Dataset rows
┌──
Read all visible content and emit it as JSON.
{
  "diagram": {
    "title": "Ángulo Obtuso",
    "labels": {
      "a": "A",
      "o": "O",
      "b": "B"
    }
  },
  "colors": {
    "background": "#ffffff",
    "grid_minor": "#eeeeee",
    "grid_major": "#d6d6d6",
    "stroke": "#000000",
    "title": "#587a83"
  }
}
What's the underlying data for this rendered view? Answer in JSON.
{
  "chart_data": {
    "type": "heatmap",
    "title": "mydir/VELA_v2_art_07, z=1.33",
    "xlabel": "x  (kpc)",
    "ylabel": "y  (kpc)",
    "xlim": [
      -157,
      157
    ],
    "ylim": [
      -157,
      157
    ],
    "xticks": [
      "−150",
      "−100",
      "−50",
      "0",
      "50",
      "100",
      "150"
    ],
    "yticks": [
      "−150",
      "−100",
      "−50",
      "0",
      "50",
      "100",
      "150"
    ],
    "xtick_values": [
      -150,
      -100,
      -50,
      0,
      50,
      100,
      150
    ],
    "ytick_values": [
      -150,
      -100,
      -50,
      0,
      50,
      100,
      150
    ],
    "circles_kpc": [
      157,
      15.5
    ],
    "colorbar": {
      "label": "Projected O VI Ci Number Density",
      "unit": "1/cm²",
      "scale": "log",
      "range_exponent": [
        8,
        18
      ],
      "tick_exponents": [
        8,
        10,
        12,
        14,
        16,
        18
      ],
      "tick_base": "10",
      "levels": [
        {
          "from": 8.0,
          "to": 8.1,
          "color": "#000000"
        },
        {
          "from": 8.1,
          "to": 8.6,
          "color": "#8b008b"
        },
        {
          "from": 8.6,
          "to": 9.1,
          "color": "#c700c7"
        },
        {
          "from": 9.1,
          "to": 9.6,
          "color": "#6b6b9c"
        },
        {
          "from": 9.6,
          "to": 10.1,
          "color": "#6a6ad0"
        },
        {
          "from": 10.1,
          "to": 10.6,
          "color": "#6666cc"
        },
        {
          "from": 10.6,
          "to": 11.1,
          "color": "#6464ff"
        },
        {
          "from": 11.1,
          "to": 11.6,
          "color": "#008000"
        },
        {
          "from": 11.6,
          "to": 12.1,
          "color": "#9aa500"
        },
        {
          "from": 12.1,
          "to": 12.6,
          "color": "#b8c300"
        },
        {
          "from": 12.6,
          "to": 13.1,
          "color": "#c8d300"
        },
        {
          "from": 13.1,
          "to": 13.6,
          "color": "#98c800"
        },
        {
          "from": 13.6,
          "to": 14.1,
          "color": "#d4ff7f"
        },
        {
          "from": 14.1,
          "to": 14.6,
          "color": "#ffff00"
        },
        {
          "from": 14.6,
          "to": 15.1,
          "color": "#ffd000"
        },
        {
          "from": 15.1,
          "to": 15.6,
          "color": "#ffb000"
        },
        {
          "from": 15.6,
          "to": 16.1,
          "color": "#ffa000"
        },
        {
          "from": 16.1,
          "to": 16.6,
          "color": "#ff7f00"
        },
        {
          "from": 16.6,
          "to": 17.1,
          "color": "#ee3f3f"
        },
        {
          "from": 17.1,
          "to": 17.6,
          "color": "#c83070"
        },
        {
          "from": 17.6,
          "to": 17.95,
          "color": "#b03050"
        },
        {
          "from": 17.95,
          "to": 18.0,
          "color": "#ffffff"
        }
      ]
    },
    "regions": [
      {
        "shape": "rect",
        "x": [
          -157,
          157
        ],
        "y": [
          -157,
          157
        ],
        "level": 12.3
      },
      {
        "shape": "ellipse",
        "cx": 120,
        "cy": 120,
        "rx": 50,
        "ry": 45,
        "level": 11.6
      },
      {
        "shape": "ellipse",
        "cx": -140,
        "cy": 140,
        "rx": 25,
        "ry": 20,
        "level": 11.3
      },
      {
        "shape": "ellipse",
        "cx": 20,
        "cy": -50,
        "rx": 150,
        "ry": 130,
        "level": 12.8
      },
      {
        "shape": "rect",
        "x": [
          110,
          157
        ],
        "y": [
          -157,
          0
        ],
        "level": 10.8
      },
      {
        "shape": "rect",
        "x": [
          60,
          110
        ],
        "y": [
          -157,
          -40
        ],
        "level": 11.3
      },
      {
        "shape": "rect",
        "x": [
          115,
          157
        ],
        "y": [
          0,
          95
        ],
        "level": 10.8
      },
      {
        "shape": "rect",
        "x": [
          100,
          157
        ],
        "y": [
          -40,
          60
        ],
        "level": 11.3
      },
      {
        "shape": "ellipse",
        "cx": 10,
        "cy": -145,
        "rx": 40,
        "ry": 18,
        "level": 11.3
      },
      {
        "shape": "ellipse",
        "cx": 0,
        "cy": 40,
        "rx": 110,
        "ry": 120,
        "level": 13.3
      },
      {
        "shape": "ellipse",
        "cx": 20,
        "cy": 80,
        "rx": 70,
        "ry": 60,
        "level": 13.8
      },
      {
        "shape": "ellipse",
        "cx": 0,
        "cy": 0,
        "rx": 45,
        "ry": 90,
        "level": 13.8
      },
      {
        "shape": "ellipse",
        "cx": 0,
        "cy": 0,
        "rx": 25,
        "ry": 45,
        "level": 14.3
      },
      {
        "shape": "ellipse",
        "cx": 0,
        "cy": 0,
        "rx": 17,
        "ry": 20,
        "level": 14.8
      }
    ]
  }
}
└──
** Problem to solve **
Output the whole listing above again, word for word.

** Exercise result **
Read all visible content and emit it as JSON.
{
  "diagram": {
    "title": "Ángulo Obtuso",
    "labels": {
      "a": "A",
      "o": "O",
      "b": "B"
    }
  },
  "colors": {
    "background": "#ffffff",
    "grid_minor": "#eeeeee",
    "grid_major": "#d6d6d6",
    "stroke": "#000000",
    "title": "#587a83"
  }
}
What's the underlying data for this rendered view? Answer in JSON.
{
  "chart_data": {
    "type": "heatmap",
    "title": "mydir/VELA_v2_art_07, z=1.33",
    "xlabel": "x  (kpc)",
    "ylabel": "y  (kpc)",
    "xlim": [
      -157,
      157
    ],
    "ylim": [
      -157,
      157
    ],
    "xticks": [
      "−150",
      "−100",
      "−50",
      "0",
      "50",
      "100",
      "150"
    ],
    "yticks": [
      "−150",
      "−100",
      "−50",
      "0",
      "50",
      "100",
      "150"
    ],
    "xtick_values": [
      -150,
      -100,
      -50,
      0,
      50,
      100,
      150
    ],
    "ytick_values": [
      -150,
      -100,
      -50,
      0,
      50,
      100,
      150
    ],
    "circles_kpc": [
      157,
      15.5
    ],
    "colorbar": {
      "label": "Projected O VI Ci Number Density",
      "unit": "1/cm²",
      "scale": "log",
      "range_exponent": [
        8,
        18
      ],
      "tick_exponents": [
        8,
        10,
        12,
        14,
        16,
        18
      ],
      "tick_base": "10",
      "levels": [
        {
          "from": 8.0,
          "to": 8.1,
          "color": "#000000"
        },
        {
          "from": 8.1,
          "to": 8.6,
          "color": "#8b008b"
        },
        {
          "from": 8.6,
          "to": 9.1,
          "color": "#c700c7"
        },
        {
          "from": 9.1,
          "to": 9.6,
          "color": "#6b6b9c"
        },
        {
          "from": 9.6,
          "to": 10.1,
          "color": "#6a6ad0"
        },
        {
          "from": 10.1,
          "to": 10.6,
          "color": "#6666cc"
        },
        {
          "from": 10.6,
          "to": 11.1,
          "color": "#6464ff"
        },
        {
          "from": 11.1,
          "to": 11.6,
          "color": "#008000"
        },
        {
          "from": 11.6,
          "to": 12.1,
          "color": "#9aa500"
        },
        {
          "from": 12.1,
          "to": 12.6,
          "color": "#b8c300"
        },
        {
          "from": 12.6,
          "to": 13.1,
          "color": "#c8d300"
        },
        {
          "from": 13.1,
          "to": 13.6,
          "color": "#98c800"
        },
        {
          "from": 13.6,
          "to": 14.1,
          "color": "#d4ff7f"
        },
        {
          "from": 14.1,
          "to": 14.6,
          "color": "#ffff00"
        },
        {
          "from": 14.6,
          "to": 15.1,
          "color": "#ffd000"
        },
        {
          "from": 15.1,
          "to": 15.6,
          "color": "#ffb000"
        },
        {
          "from": 15.6,
          "to": 16.1,
          "color": "#ffa000"
        },
        {
          "from": 16.1,
          "to": 16.6,
          "color": "#ff7f00"
        },
        {
          "from": 16.6,
          "to": 17.1,
          "color": "#ee3f3f"
        },
        {
          "from": 17.1,
          "to": 17.6,
          "color": "#c83070"
        },
        {
          "from": 17.6,
          "to": 17.95,
          "color": "#b03050"
        },
        {
          "from": 17.95,
          "to": 18.0,
          "color": "#ffffff"
        }
      ]
    },
    "regions": [
      {
        "shape": "rect",
        "x": [
          -157,
          157
        ],
        "y": [
          -157,
          157
        ],
        "level": 12.3
      },
      {
        "shape": "ellipse",
        "cx": 120,
        "cy": 120,
        "rx": 50,
        "ry": 45,
        "level": 11.6
      },
      {
        "shape": "ellipse",
        "cx": -140,
        "cy": 140,
        "rx": 25,
        "ry": 20,
        "level": 11.3
      },
      {
        "shape": "ellipse",
        "cx": 20,
        "cy": -50,
        "rx": 150,
        "ry": 130,
        "level": 12.8
      },
      {
        "shape": "rect",
        "x": [
          110,
          157
        ],
        "y": [
          -157,
          0
        ],
        "level": 10.8
      },
      {
        "shape": "rect",
        "x": [
          60,
          110
        ],
        "y": [
          -157,
          -40
        ],
        "level": 11.3
      },
      {
        "shape": "rect",
        "x": [
          115,
          157
        ],
        "y": [
          0,
          95
        ],
        "level": 10.8
      },
      {
        "shape": "rect",
        "x": [
          100,
          157
        ],
        "y": [
          -40,
          60
        ],
        "level": 11.3
      },
      {
        "shape": "ellipse",
        "cx": 10,
        "cy": -145,
        "rx": 40,
        "ry": 18,
        "level": 11.3
      },
      {
        "shape": "ellipse",
        "cx": 0,
        "cy": 40,
        "rx": 110,
        "ry": 120,
        "level": 13.3
      },
      {
        "shape": "ellipse",
        "cx": 20,
        "cy": 80,
        "rx": 70,
        "ry": 60,
        "level": 13.8
      },
      {
        "shape": "ellipse",
        "cx": 0,
        "cy": 0,
        "rx": 45,
        "ry": 90,
        "level": 13.8
      },
      {
        "shape": "ellipse",
        "cx": 0,
        "cy": 0,
        "rx": 25,
        "ry": 45,
        "level": 14.3
      },
      {
        "shape": "ellipse",
        "cx": 0,
        "cy": 0,
        "rx": 17,
        "ry": 20,
        "level": 14.8
      }
    ]
  }
}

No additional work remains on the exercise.